Direction: Copy every record below exactly as written, but leave out the pictures.

Records shown:
--- --- ---

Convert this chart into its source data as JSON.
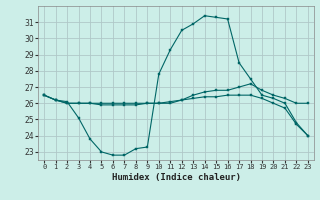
{
  "xlabel": "Humidex (Indice chaleur)",
  "bg_color": "#cceee8",
  "grid_color": "#b0c8c8",
  "line_color": "#006666",
  "x": [
    0,
    1,
    2,
    3,
    4,
    5,
    6,
    7,
    8,
    9,
    10,
    11,
    12,
    13,
    14,
    15,
    16,
    17,
    18,
    19,
    20,
    21,
    22,
    23
  ],
  "line1": [
    26.5,
    26.2,
    26.1,
    25.1,
    23.8,
    23.0,
    22.8,
    22.8,
    23.2,
    23.3,
    27.8,
    29.3,
    30.5,
    30.9,
    31.4,
    31.3,
    31.2,
    28.5,
    27.5,
    26.5,
    26.3,
    26.0,
    24.8,
    24.0
  ],
  "line2": [
    26.5,
    26.2,
    26.0,
    26.0,
    26.0,
    26.0,
    26.0,
    26.0,
    26.0,
    26.0,
    26.0,
    26.0,
    26.2,
    26.5,
    26.7,
    26.8,
    26.8,
    27.0,
    27.2,
    26.8,
    26.5,
    26.3,
    26.0,
    26.0
  ],
  "line3": [
    26.5,
    26.2,
    26.0,
    26.0,
    26.0,
    25.9,
    25.9,
    25.9,
    25.9,
    26.0,
    26.0,
    26.1,
    26.2,
    26.3,
    26.4,
    26.4,
    26.5,
    26.5,
    26.5,
    26.3,
    26.0,
    25.7,
    24.7,
    24.0
  ],
  "ylim": [
    22.5,
    32.0
  ],
  "yticks": [
    23,
    24,
    25,
    26,
    27,
    28,
    29,
    30,
    31
  ],
  "xlim": [
    -0.5,
    23.5
  ],
  "xticks": [
    0,
    1,
    2,
    3,
    4,
    5,
    6,
    7,
    8,
    9,
    10,
    11,
    12,
    13,
    14,
    15,
    16,
    17,
    18,
    19,
    20,
    21,
    22,
    23
  ]
}
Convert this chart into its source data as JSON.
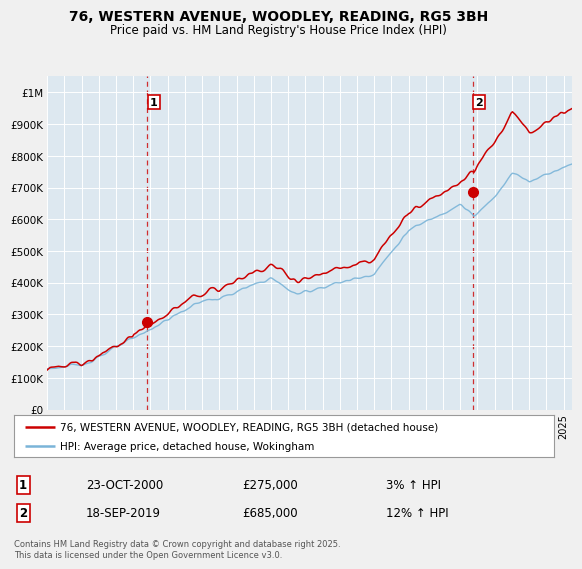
{
  "title": "76, WESTERN AVENUE, WOODLEY, READING, RG5 3BH",
  "subtitle": "Price paid vs. HM Land Registry's House Price Index (HPI)",
  "legend_line1": "76, WESTERN AVENUE, WOODLEY, READING, RG5 3BH (detached house)",
  "legend_line2": "HPI: Average price, detached house, Wokingham",
  "annotation1_label": "1",
  "annotation1_date": "23-OCT-2000",
  "annotation1_price": "£275,000",
  "annotation1_hpi": "3% ↑ HPI",
  "annotation2_label": "2",
  "annotation2_date": "18-SEP-2019",
  "annotation2_price": "£685,000",
  "annotation2_hpi": "12% ↑ HPI",
  "footer": "Contains HM Land Registry data © Crown copyright and database right 2025.\nThis data is licensed under the Open Government Licence v3.0.",
  "sale1_x": 2000.81,
  "sale1_y": 275000,
  "sale2_x": 2019.72,
  "sale2_y": 685000,
  "hpi_color": "#7ab4d8",
  "price_color": "#cc0000",
  "vline_color": "#cc0000",
  "background_color": "#f0f0f0",
  "plot_bg_color": "#dde8f0",
  "ylim": [
    0,
    1050000
  ],
  "xlim_start": 1995.0,
  "xlim_end": 2025.5
}
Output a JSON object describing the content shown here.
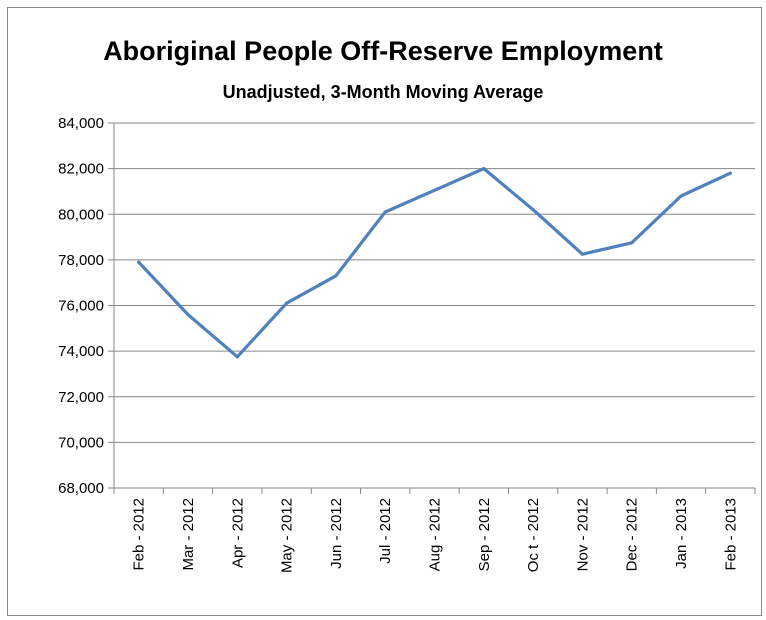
{
  "chart_data": {
    "type": "line",
    "title": "Aboriginal People Off-Reserve Employment",
    "subtitle": "Unadjusted, 3-Month Moving Average",
    "xlabel": "",
    "ylabel": "",
    "categories": [
      "Feb - 2012",
      "Mar - 2012",
      "Apr - 2012",
      "May - 2012",
      "Jun - 2012",
      "Jul - 2012",
      "Aug - 2012",
      "Sep - 2012",
      "Oc t - 2012",
      "Nov - 2012",
      "Dec - 2012",
      "Jan - 2013",
      "Feb - 2013"
    ],
    "series": [
      {
        "values": [
          77900,
          75600,
          73750,
          76100,
          77300,
          80100,
          81050,
          82000,
          80200,
          78250,
          78750,
          80800,
          81800
        ]
      }
    ],
    "ylim": [
      68000,
      84000
    ],
    "yticks": [
      84000,
      82000,
      80000,
      78000,
      76000,
      74000,
      72000,
      70000,
      68000
    ],
    "ytick_labels": [
      "84,000",
      "82,000",
      "80,000",
      "78,000",
      "76,000",
      "74,000",
      "72,000",
      "70,000",
      "68,000"
    ],
    "grid": true,
    "legend": "none",
    "line_color": "#4f81bd"
  }
}
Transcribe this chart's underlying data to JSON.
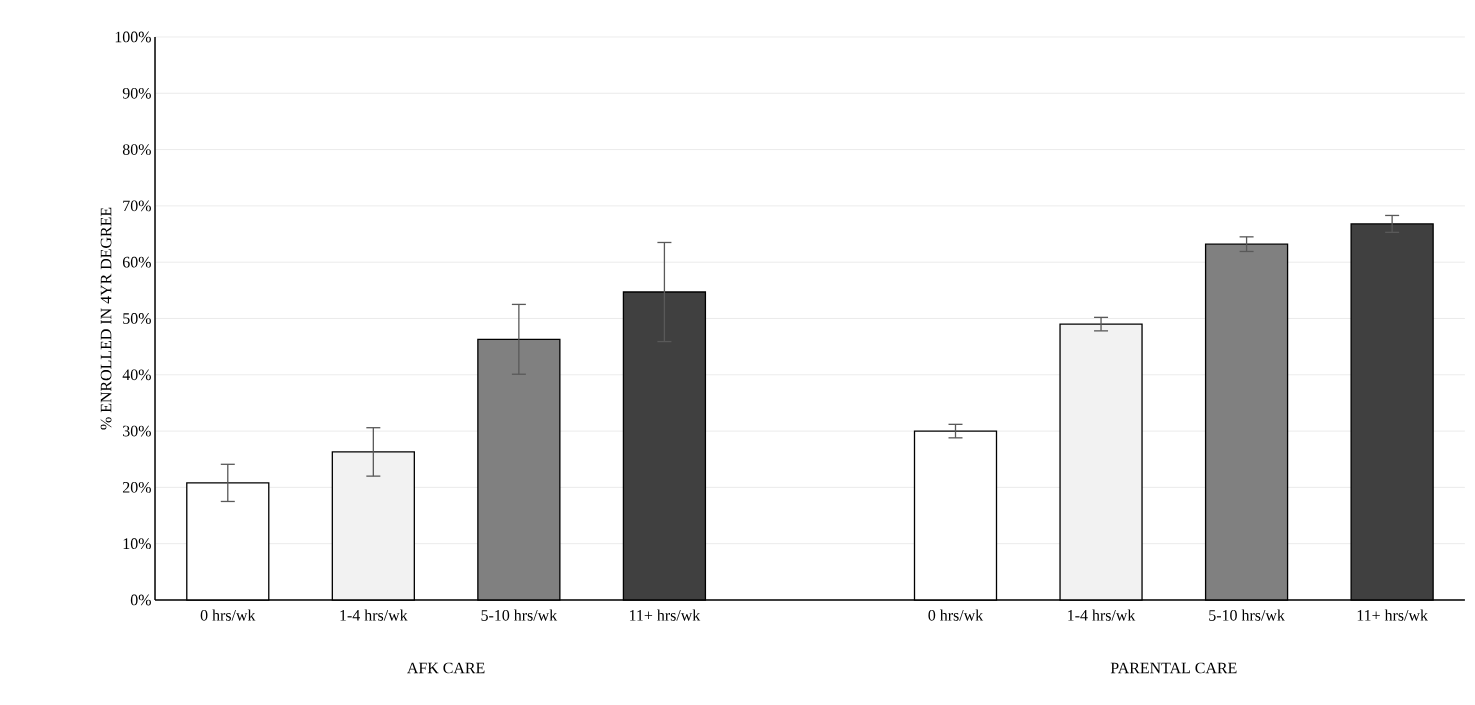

--- --- ---

Response to this task:
Convert this chart into its source data as JSON.
{
  "xlabel": "Humidex (Indice chaleur)",
  "bg_color": "#cceee8",
  "grid_color": "#b0c8c8",
  "line_color": "#006666",
  "x": [
    0,
    1,
    2,
    3,
    4,
    5,
    6,
    7,
    8,
    9,
    10,
    11,
    12,
    13,
    14,
    15,
    16,
    17,
    18,
    19,
    20,
    21,
    22,
    23
  ],
  "line1": [
    26.5,
    26.2,
    26.1,
    25.1,
    23.8,
    23.0,
    22.8,
    22.8,
    23.2,
    23.3,
    27.8,
    29.3,
    30.5,
    30.9,
    31.4,
    31.3,
    31.2,
    28.5,
    27.5,
    26.5,
    26.3,
    26.0,
    24.8,
    24.0
  ],
  "line2": [
    26.5,
    26.2,
    26.0,
    26.0,
    26.0,
    26.0,
    26.0,
    26.0,
    26.0,
    26.0,
    26.0,
    26.0,
    26.2,
    26.5,
    26.7,
    26.8,
    26.8,
    27.0,
    27.2,
    26.8,
    26.5,
    26.3,
    26.0,
    26.0
  ],
  "line3": [
    26.5,
    26.2,
    26.0,
    26.0,
    26.0,
    25.9,
    25.9,
    25.9,
    25.9,
    26.0,
    26.0,
    26.1,
    26.2,
    26.3,
    26.4,
    26.4,
    26.5,
    26.5,
    26.5,
    26.3,
    26.0,
    25.7,
    24.7,
    24.0
  ],
  "ylim": [
    22.5,
    32.0
  ],
  "yticks": [
    23,
    24,
    25,
    26,
    27,
    28,
    29,
    30,
    31
  ],
  "xlim": [
    -0.5,
    23.5
  ],
  "xticks": [
    0,
    1,
    2,
    3,
    4,
    5,
    6,
    7,
    8,
    9,
    10,
    11,
    12,
    13,
    14,
    15,
    16,
    17,
    18,
    19,
    20,
    21,
    22,
    23
  ]
}
Convert this chart into its source data as JSON.
{
  "title": "76, WESTERN AVENUE, WOODLEY, READING, RG5 3BH",
  "subtitle": "Price paid vs. HM Land Registry's House Price Index (HPI)",
  "legend_line1": "76, WESTERN AVENUE, WOODLEY, READING, RG5 3BH (detached house)",
  "legend_line2": "HPI: Average price, detached house, Wokingham",
  "annotation1_label": "1",
  "annotation1_date": "23-OCT-2000",
  "annotation1_price": "£275,000",
  "annotation1_hpi": "3% ↑ HPI",
  "annotation2_label": "2",
  "annotation2_date": "18-SEP-2019",
  "annotation2_price": "£685,000",
  "annotation2_hpi": "12% ↑ HPI",
  "footer": "Contains HM Land Registry data © Crown copyright and database right 2025.\nThis data is licensed under the Open Government Licence v3.0.",
  "sale1_x": 2000.81,
  "sale1_y": 275000,
  "sale2_x": 2019.72,
  "sale2_y": 685000,
  "hpi_color": "#7ab4d8",
  "price_color": "#cc0000",
  "vline_color": "#cc0000",
  "background_color": "#f0f0f0",
  "plot_bg_color": "#dde8f0",
  "ylim": [
    0,
    1050000
  ],
  "xlim_start": 1995.0,
  "xlim_end": 2025.5
}
Output a JSON object describing the content shown here.
{
  "chart_data": {
    "type": "line",
    "title": "Aboriginal People Off-Reserve Employment",
    "subtitle": "Unadjusted, 3-Month Moving Average",
    "xlabel": "",
    "ylabel": "",
    "categories": [
      "Feb - 2012",
      "Mar - 2012",
      "Apr - 2012",
      "May - 2012",
      "Jun - 2012",
      "Jul - 2012",
      "Aug - 2012",
      "Sep - 2012",
      "Oc t - 2012",
      "Nov - 2012",
      "Dec - 2012",
      "Jan - 2013",
      "Feb - 2013"
    ],
    "series": [
      {
        "values": [
          77900,
          75600,
          73750,
          76100,
          77300,
          80100,
          81050,
          82000,
          80200,
          78250,
          78750,
          80800,
          81800
        ]
      }
    ],
    "ylim": [
      68000,
      84000
    ],
    "yticks": [
      84000,
      82000,
      80000,
      78000,
      76000,
      74000,
      72000,
      70000,
      68000
    ],
    "ytick_labels": [
      "84,000",
      "82,000",
      "80,000",
      "78,000",
      "76,000",
      "74,000",
      "72,000",
      "70,000",
      "68,000"
    ],
    "grid": true,
    "legend": "none",
    "line_color": "#4f81bd"
  }
}
Transcribe this chart's underlying data to JSON.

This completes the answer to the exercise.